Begin DATA FOR PROCESSING
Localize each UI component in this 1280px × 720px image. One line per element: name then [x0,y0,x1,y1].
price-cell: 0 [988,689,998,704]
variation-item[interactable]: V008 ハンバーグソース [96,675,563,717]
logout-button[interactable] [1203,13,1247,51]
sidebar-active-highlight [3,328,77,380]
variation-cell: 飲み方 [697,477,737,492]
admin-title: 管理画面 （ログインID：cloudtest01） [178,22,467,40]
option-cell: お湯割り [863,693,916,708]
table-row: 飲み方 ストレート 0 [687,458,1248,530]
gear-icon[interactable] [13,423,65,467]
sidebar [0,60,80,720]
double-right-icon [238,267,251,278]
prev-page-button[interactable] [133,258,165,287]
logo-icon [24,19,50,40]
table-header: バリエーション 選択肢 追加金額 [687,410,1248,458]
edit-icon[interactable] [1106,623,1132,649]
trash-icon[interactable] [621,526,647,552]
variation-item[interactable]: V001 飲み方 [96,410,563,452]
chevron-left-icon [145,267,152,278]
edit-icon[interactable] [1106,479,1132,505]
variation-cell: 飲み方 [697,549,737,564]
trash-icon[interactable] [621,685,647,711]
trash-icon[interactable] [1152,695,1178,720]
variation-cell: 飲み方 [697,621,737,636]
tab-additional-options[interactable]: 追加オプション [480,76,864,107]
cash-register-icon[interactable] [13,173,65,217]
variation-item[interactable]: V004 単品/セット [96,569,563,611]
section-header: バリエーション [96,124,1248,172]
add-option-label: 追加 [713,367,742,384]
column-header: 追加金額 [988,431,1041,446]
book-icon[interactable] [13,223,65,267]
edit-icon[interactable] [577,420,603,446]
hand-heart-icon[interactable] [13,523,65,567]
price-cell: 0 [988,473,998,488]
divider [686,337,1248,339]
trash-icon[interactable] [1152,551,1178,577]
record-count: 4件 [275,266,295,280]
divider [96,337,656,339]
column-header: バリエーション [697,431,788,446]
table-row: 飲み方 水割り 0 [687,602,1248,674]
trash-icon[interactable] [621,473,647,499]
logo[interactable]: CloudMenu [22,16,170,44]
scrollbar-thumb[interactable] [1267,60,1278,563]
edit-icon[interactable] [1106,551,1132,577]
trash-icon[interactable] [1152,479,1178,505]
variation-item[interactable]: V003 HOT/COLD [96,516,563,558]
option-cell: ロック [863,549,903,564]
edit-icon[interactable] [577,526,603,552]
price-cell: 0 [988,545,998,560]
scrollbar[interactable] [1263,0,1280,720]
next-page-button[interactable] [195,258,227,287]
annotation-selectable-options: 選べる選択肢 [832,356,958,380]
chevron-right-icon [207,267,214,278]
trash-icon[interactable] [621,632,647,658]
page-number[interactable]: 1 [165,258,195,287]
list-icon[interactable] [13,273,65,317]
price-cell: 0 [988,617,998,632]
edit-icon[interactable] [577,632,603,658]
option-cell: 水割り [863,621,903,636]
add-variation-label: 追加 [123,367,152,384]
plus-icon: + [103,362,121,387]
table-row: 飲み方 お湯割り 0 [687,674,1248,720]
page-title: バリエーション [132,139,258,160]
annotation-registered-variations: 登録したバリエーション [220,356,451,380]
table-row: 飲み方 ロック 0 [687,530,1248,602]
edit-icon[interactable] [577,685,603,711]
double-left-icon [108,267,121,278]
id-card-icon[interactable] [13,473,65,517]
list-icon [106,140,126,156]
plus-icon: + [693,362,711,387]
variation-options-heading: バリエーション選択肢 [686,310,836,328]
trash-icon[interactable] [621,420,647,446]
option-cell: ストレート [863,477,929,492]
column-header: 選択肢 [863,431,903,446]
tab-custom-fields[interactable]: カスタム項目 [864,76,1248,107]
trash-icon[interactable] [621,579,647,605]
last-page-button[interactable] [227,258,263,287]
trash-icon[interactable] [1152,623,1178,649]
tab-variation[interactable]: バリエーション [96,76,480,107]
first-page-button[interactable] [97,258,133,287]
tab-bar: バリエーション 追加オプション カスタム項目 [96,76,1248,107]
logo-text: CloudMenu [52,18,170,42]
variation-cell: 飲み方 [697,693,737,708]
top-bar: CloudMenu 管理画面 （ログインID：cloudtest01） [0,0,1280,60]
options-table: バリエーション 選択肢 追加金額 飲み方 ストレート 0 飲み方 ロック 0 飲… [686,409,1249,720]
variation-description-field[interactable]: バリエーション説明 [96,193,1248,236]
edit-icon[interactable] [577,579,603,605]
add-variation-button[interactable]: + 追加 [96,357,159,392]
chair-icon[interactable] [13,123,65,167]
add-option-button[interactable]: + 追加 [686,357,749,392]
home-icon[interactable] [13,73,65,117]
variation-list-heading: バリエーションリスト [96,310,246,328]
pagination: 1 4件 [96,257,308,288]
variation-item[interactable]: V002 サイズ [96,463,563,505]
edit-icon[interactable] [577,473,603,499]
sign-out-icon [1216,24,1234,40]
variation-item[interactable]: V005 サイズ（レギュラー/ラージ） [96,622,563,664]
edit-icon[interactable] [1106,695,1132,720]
End DATA FOR PROCESSING
◆ YOUR INSTRUCTIONS: Turn every line of the entries above into a JSON list of strings, one string per line, leaving out any blank lines.

◆ RESULT:
[
  "Localize each UI component in this 1280px × 720px image. One line per element: name then [x0,y0,x1,y1].",
  "price-cell: 0 [988,689,998,704]",
  "variation-item[interactable]: V008 ハンバーグソース [96,675,563,717]",
  "logout-button[interactable] [1203,13,1247,51]",
  "sidebar-active-highlight [3,328,77,380]",
  "variation-cell: 飲み方 [697,477,737,492]",
  "admin-title: 管理画面 （ログインID：cloudtest01） [178,22,467,40]",
  "option-cell: お湯割り [863,693,916,708]",
  "table-row: 飲み方 ストレート 0 [687,458,1248,530]",
  "gear-icon[interactable] [13,423,65,467]",
  "sidebar [0,60,80,720]",
  "double-right-icon [238,267,251,278]",
  "prev-page-button[interactable] [133,258,165,287]",
  "logo-icon [24,19,50,40]",
  "table-header: バリエーション 選択肢 追加金額 [687,410,1248,458]",
  "edit-icon[interactable] [1106,623,1132,649]",
  "trash-icon[interactable] [621,526,647,552]",
  "variation-item[interactable]: V001 飲み方 [96,410,563,452]",
  "chevron-left-icon [145,267,152,278]",
  "edit-icon[interactable] [1106,479,1132,505]",
  "variation-cell: 飲み方 [697,549,737,564]",
  "trash-icon[interactable] [621,685,647,711]",
  "trash-icon[interactable] [1152,695,1178,720]",
  "variation-cell: 飲み方 [697,621,737,636]",
  "tab-additional-options[interactable]: 追加オプション [480,76,864,107]",
  "cash-register-icon[interactable] [13,173,65,217]",
  "variation-item[interactable]: V004 単品/セット [96,569,563,611]",
  "section-header: バリエーション [96,124,1248,172]",
  "add-option-label: 追加 [713,367,742,384]",
  "column-header: 追加金額 [988,431,1041,446]",
  "book-icon[interactable] [13,223,65,267]",
  "edit-icon[interactable] [577,420,603,446]",
  "hand-heart-icon[interactable] [13,523,65,567]",
  "price-cell: 0 [988,473,998,488]",
  "divider [686,337,1248,339]",
  "trash-icon[interactable] [1152,551,1178,577]",
  "record-count: 4件 [275,266,295,280]",
  "divider [96,337,656,339]",
  "column-header: バリエーション [697,431,788,446]",
  "table-row: 飲み方 水割り 0 [687,602,1248,674]",
  "trash-icon[interactable] [621,473,647,499]",
  "logo[interactable]: CloudMenu [22,16,170,44]",
  "scrollbar-thumb[interactable] [1267,60,1278,563]",
  "edit-icon[interactable] [1106,551,1132,577]",
  "trash-icon[interactable] [1152,479,1178,505]",
  "variation-item[interactable]: V003 HOT/COLD [96,516,563,558]",
  "option-cell: ロック [863,549,903,564]",
  "edit-icon[interactable] [577,526,603,552]",
  "price-cell: 0 [988,545,998,560]",
  "scrollbar[interactable] [1263,0,1280,720]",
  "next-page-button[interactable] [195,258,227,287]",
  "annotation-selectable-options: 選べる選択肢 [832,356,958,380]",
  "chevron-right-icon [207,267,214,278]",
  "trash-icon[interactable] [621,632,647,658]",
  "page-number[interactable]: 1 [165,258,195,287]",
  "list-icon[interactable] [13,273,65,317]",
  "price-cell: 0 [988,617,998,632]",
  "edit-icon[interactable] [577,632,603,658]",
  "option-cell: 水割り [863,621,903,636]",
  "add-variation-label: 追加 [123,367,152,384]",
  "plus-icon: + [103,362,121,387]",
  "table-row: 飲み方 お湯割り 0 [687,674,1248,720]",
  "page-title: バリエーション [132,139,258,160]",
  "annotation-registered-variations: 登録したバリエーション [220,356,451,380]",
  "table-row: 飲み方 ロック 0 [687,530,1248,602]",
  "edit-icon[interactable] [577,685,603,711]",
  "double-left-icon [108,267,121,278]",
  "id-card-icon[interactable] [13,473,65,517]",
  "list-icon [106,140,126,156]",
  "plus-icon: + [693,362,711,387]",
  "variation-options-heading: バリエーション選択肢 [686,310,836,328]",
  "trash-icon[interactable] [621,420,647,446]",
  "option-cell: ストレート [863,477,929,492]",
  "column-header: 選択肢 [863,431,903,446]",
  "tab-custom-fields[interactable]: カスタム項目 [864,76,1248,107]",
  "trash-icon[interactable] [621,579,647,605]",
  "last-page-button[interactable] [227,258,263,287]",
  "trash-icon[interactable] [1152,623,1178,649]",
  "tab-variation[interactable]: バリエーション [96,76,480,107]",
  "first-page-button[interactable] [97,258,133,287]",
  "tab-bar: バリエーション 追加オプション カスタム項目 [96,76,1248,107]",
  "logo-text: CloudMenu [52,18,170,42]",
  "variation-cell: 飲み方 [697,693,737,708]",
  "top-bar: CloudMenu 管理画面 （ログインID：cloudtest01） [0,0,1280,60]",
  "options-table: バリエーション 選択肢 追加金額 飲み方 ストレート 0 飲み方 ロック 0 飲… [686,409,1249,720]",
  "variation-description-field[interactable]: バリエーション説明 [96,193,1248,236]",
  "edit-icon[interactable] [577,579,603,605]",
  "add-variation-button[interactable]: + 追加 [96,357,159,392]",
  "chair-icon[interactable] [13,123,65,167]",
  "add-option-button[interactable]: + 追加 [686,357,749,392]",
  "home-icon[interactable] [13,73,65,117]",
  "variation-list-heading: バリエーションリスト [96,310,246,328]",
  "pagination: 1 4件 [96,257,308,288]",
  "variation-item[interactable]: V002 サイズ [96,463,563,505]",
  "edit-icon[interactable] [577,473,603,499]",
  "sign-out-icon [1216,24,1234,40]",
  "variation-item[interactable]: V005 サイズ（レギュラー/ラージ） [96,622,563,664]",
  "edit-icon[interactable] [1106,695,1132,720]"
]